- _Direction_:
Rewrite the lines from the one containing "photo-category: BTK/CARD11 DK" through the one containing "y-tick-label: 40 bbox=[317, 628, 329, 640]" as a numbered list, skipping any blank lines.

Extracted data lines
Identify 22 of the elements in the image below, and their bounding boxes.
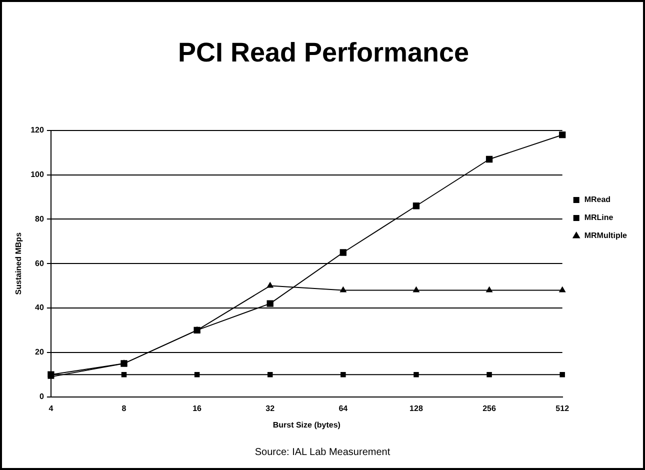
y-tick-label: 40 [35, 303, 44, 312]
legend-label: MRead [584, 195, 611, 204]
y-tick-label: 0 [39, 392, 44, 402]
x-tick-label: 32 [266, 404, 276, 413]
x-tick-label: 4 [48, 404, 54, 413]
legend-label: MRLine [584, 213, 614, 222]
y-axis-title: Sustained MBps [14, 232, 24, 295]
x-tick-label: 16 [192, 404, 202, 413]
y-tick-label: 20 [35, 348, 44, 357]
x-axis-title: Burst Size (bytes) [272, 420, 341, 430]
y-tick-label: 60 [35, 258, 44, 268]
legend-label: MRMultiple [584, 231, 628, 240]
x-tick-label: 128 [410, 404, 424, 413]
y-tick-label: 120 [30, 126, 44, 135]
x-tick-label: 512 [556, 404, 570, 413]
x-tick-label: 64 [338, 404, 348, 413]
source-note: Source: IAL Lab Measurement [254, 447, 392, 458]
y-tick-label: 80 [35, 214, 44, 224]
x-tick-label: 8 [122, 404, 127, 413]
x-tick-label: 256 [482, 404, 497, 413]
chart-title: PCI Read Performance [178, 38, 470, 68]
y-tick-label: 100 [30, 170, 44, 180]
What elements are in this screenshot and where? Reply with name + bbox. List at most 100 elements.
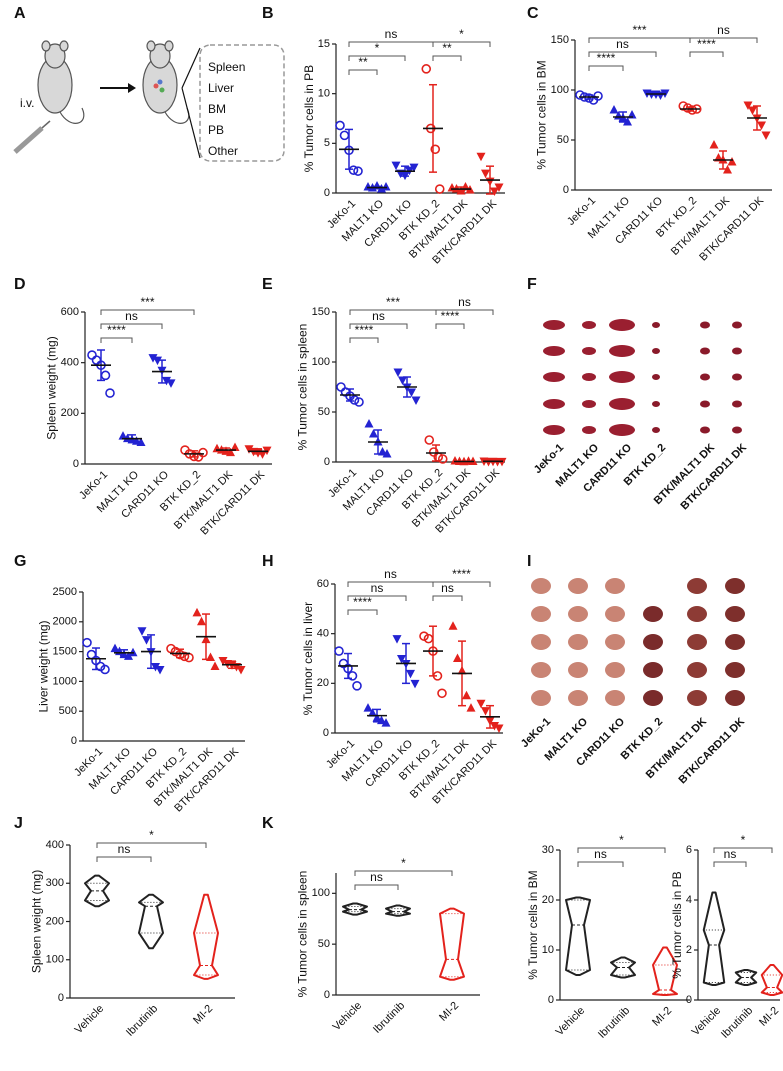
photo-category: BTK/CARD11 DK bbox=[676, 716, 747, 787]
data-point bbox=[757, 121, 766, 130]
data-point bbox=[748, 106, 757, 115]
significance-bracket bbox=[100, 323, 163, 329]
y-tick-label: 100 bbox=[312, 887, 330, 899]
panel-label: D bbox=[14, 276, 26, 293]
data-point bbox=[335, 120, 345, 131]
y-tick-label: 40 bbox=[317, 628, 329, 640]
panel-label: B bbox=[262, 5, 274, 22]
significance-bracket bbox=[432, 41, 491, 47]
data-point bbox=[398, 376, 407, 385]
data-point bbox=[210, 661, 220, 670]
violin bbox=[760, 964, 783, 996]
data-point bbox=[364, 419, 374, 428]
photo-specimen bbox=[531, 578, 551, 594]
photo-specimen bbox=[605, 662, 625, 678]
photo-specimen bbox=[700, 426, 710, 434]
significance-label: * bbox=[401, 856, 406, 870]
data-point bbox=[397, 655, 406, 664]
photo-specimen bbox=[652, 348, 660, 354]
significance-bracket bbox=[354, 884, 399, 890]
mouse-ear bbox=[41, 40, 51, 52]
data-point bbox=[409, 163, 419, 173]
x-tick-label: Vehicle bbox=[73, 1003, 107, 1037]
significance-bracket bbox=[588, 37, 691, 43]
y-axis-label: Spleen weight (mg) bbox=[30, 870, 44, 973]
significance-label: **** bbox=[107, 323, 126, 337]
data-point bbox=[421, 64, 432, 74]
data-point bbox=[494, 724, 504, 734]
photo-specimen bbox=[543, 372, 565, 382]
data-point bbox=[430, 144, 441, 155]
significance-label: ** bbox=[358, 55, 368, 69]
data-point bbox=[153, 356, 162, 366]
significance-label: ns bbox=[594, 847, 607, 861]
organ-dot bbox=[159, 87, 165, 93]
y-tick-label: 0 bbox=[71, 735, 77, 747]
y-tick-label: 150 bbox=[551, 34, 569, 46]
significance-bracket bbox=[100, 337, 133, 343]
significance-label: ns bbox=[125, 309, 138, 323]
x-tick-label: Ibrutinib bbox=[371, 1000, 407, 1036]
data-point bbox=[448, 621, 458, 630]
violin bbox=[439, 907, 465, 981]
data-point bbox=[334, 646, 344, 656]
significance-label: *** bbox=[632, 23, 646, 37]
photo-specimen bbox=[605, 578, 625, 594]
significance-label: ns bbox=[616, 37, 629, 51]
mouse-ear bbox=[59, 40, 69, 52]
mouse-ear bbox=[164, 40, 174, 52]
data-point bbox=[230, 442, 240, 452]
significance-label: * bbox=[741, 833, 746, 847]
y-tick-label: 0 bbox=[324, 187, 330, 199]
data-point bbox=[198, 447, 208, 458]
photo-specimen bbox=[700, 373, 710, 381]
photo-specimen bbox=[609, 424, 635, 436]
data-point bbox=[411, 396, 421, 405]
y-tick-label: 400 bbox=[46, 839, 64, 851]
significance-bracket bbox=[349, 323, 408, 329]
organ-label: BM bbox=[208, 102, 226, 116]
data-point bbox=[609, 105, 619, 114]
photo-specimen bbox=[605, 690, 625, 706]
significance-bracket bbox=[577, 861, 624, 867]
data-point bbox=[392, 635, 402, 644]
significance-bracket bbox=[432, 595, 463, 601]
photo-specimen bbox=[725, 690, 745, 706]
photo-specimen bbox=[700, 321, 710, 329]
needle bbox=[41, 120, 51, 129]
significance-label: ns bbox=[717, 23, 730, 37]
data-point bbox=[490, 187, 499, 197]
significance-bracket bbox=[435, 309, 494, 315]
significance-bracket bbox=[577, 847, 666, 853]
data-point bbox=[682, 103, 693, 113]
data-point bbox=[192, 607, 202, 617]
photo-category: JeKo-1 bbox=[519, 716, 553, 750]
violin bbox=[565, 896, 591, 976]
photo-specimen bbox=[732, 373, 742, 381]
photo-specimen bbox=[732, 426, 742, 434]
x-tick-label: Ibrutinib bbox=[596, 1005, 632, 1041]
panel-label: I bbox=[527, 553, 531, 570]
panel-label: E bbox=[262, 276, 273, 293]
panel-label: J bbox=[14, 815, 23, 832]
y-tick-label: 6 bbox=[686, 844, 692, 856]
panel-label: C bbox=[527, 5, 539, 22]
y-tick-label: 0 bbox=[548, 994, 554, 1006]
data-point bbox=[453, 653, 462, 662]
arrow-head bbox=[128, 83, 136, 93]
panel-label: H bbox=[262, 553, 274, 570]
data-point bbox=[87, 350, 97, 360]
data-point bbox=[424, 435, 435, 445]
photo-specimen bbox=[609, 319, 635, 331]
y-tick-label: 15 bbox=[318, 38, 330, 50]
y-tick-label: 500 bbox=[59, 705, 77, 717]
photo-specimen bbox=[543, 320, 565, 330]
photo-specimen bbox=[652, 322, 660, 328]
y-tick-label: 200 bbox=[61, 407, 79, 419]
significance-bracket bbox=[432, 581, 491, 587]
photo-specimen bbox=[643, 634, 663, 650]
fan-lines bbox=[181, 47, 201, 159]
significance-label: ns bbox=[441, 581, 454, 595]
photo-specimen bbox=[732, 400, 742, 408]
significance-label: *** bbox=[386, 295, 400, 309]
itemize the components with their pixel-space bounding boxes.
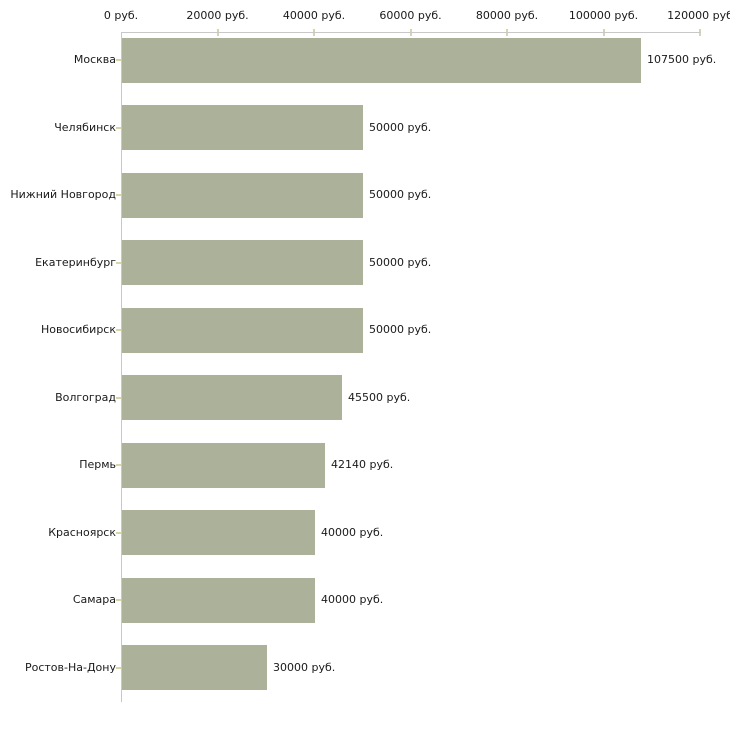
y-axis-line <box>121 32 122 702</box>
bar[interactable] <box>122 375 342 420</box>
x-axis-tick-label: 60000 руб. <box>379 9 442 22</box>
value-label: 107500 руб. <box>647 53 717 66</box>
x-axis-line <box>121 32 701 33</box>
bar[interactable] <box>122 105 363 150</box>
bar[interactable] <box>122 172 363 218</box>
bar[interactable] <box>122 442 325 488</box>
x-axis-tick-label: 0 руб. <box>103 9 139 22</box>
category-label: Нижний Новгород <box>10 188 116 201</box>
bar[interactable] <box>122 577 315 623</box>
y-axis-tick-mark <box>116 666 121 669</box>
y-axis-tick-mark <box>116 396 121 399</box>
y-axis-tick-mark <box>116 329 121 331</box>
y-axis-tick-mark <box>116 261 121 264</box>
bar[interactable] <box>122 240 363 285</box>
category-label: Ростов-На-Дону <box>24 660 116 674</box>
bar[interactable] <box>122 645 267 690</box>
x-axis-tick-label: 120000 руб <box>667 9 730 22</box>
y-axis-tick-mark <box>116 59 121 61</box>
category-label: Челябинск <box>54 120 116 134</box>
x-axis-tick-label: 20000 руб. <box>186 9 249 22</box>
bar[interactable] <box>122 510 315 555</box>
value-label: 45500 руб. <box>348 390 411 404</box>
category-label: Самара <box>72 593 116 606</box>
category-label: Красноярск <box>48 525 116 539</box>
category-label: Екатеринбург <box>35 255 116 269</box>
x-axis-tick-label: 100000 руб. <box>568 9 639 22</box>
category-label: Волгоград <box>55 390 116 404</box>
y-axis-tick-mark <box>116 194 121 196</box>
y-axis-tick-mark <box>116 599 121 601</box>
category-label: Москва <box>73 53 116 66</box>
bar[interactable] <box>122 307 363 353</box>
value-label: 30000 руб. <box>273 660 336 674</box>
value-label: 50000 руб. <box>369 120 432 134</box>
value-label: 50000 руб. <box>369 255 432 269</box>
value-label: 50000 руб. <box>369 323 432 336</box>
value-label: 40000 руб. <box>321 593 384 606</box>
y-axis-tick-mark <box>116 531 121 534</box>
bar[interactable] <box>122 37 641 83</box>
value-label: 50000 руб. <box>369 188 432 201</box>
y-axis-tick-mark <box>116 126 121 129</box>
value-label: 40000 руб. <box>321 525 384 539</box>
x-axis-tick-label: 80000 руб. <box>475 9 539 22</box>
category-label: Пермь <box>79 458 116 471</box>
category-label: Новосибирск <box>40 323 116 336</box>
x-axis-tick-label: 40000 руб. <box>282 9 346 22</box>
y-axis-tick-mark <box>116 464 121 466</box>
value-label: 42140 руб. <box>331 458 394 471</box>
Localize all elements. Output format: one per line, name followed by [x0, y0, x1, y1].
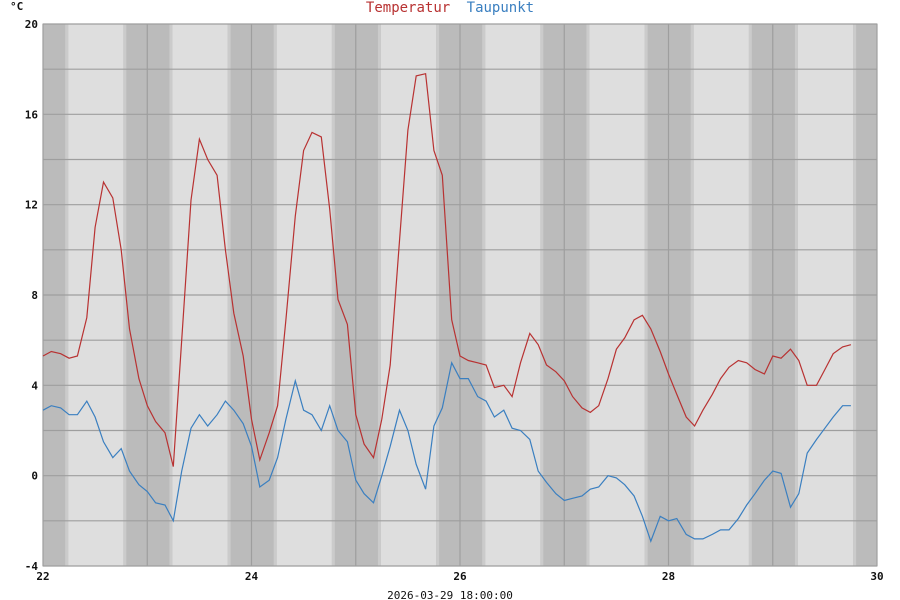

- _Response to this task_:
1. photo-category: BTK/CARD11 DK bbox=[676, 716, 747, 787]
2. data-point bbox=[757, 121, 766, 130]
3. data-point bbox=[748, 106, 757, 115]
4. significance-bracket bbox=[100, 323, 163, 329]
5. y-tick-label: 100 bbox=[312, 887, 330, 899]
6. panel-label: D bbox=[14, 276, 26, 293]
7. data-point bbox=[335, 120, 345, 131]
8. y-tick-label: 40 bbox=[317, 628, 329, 640]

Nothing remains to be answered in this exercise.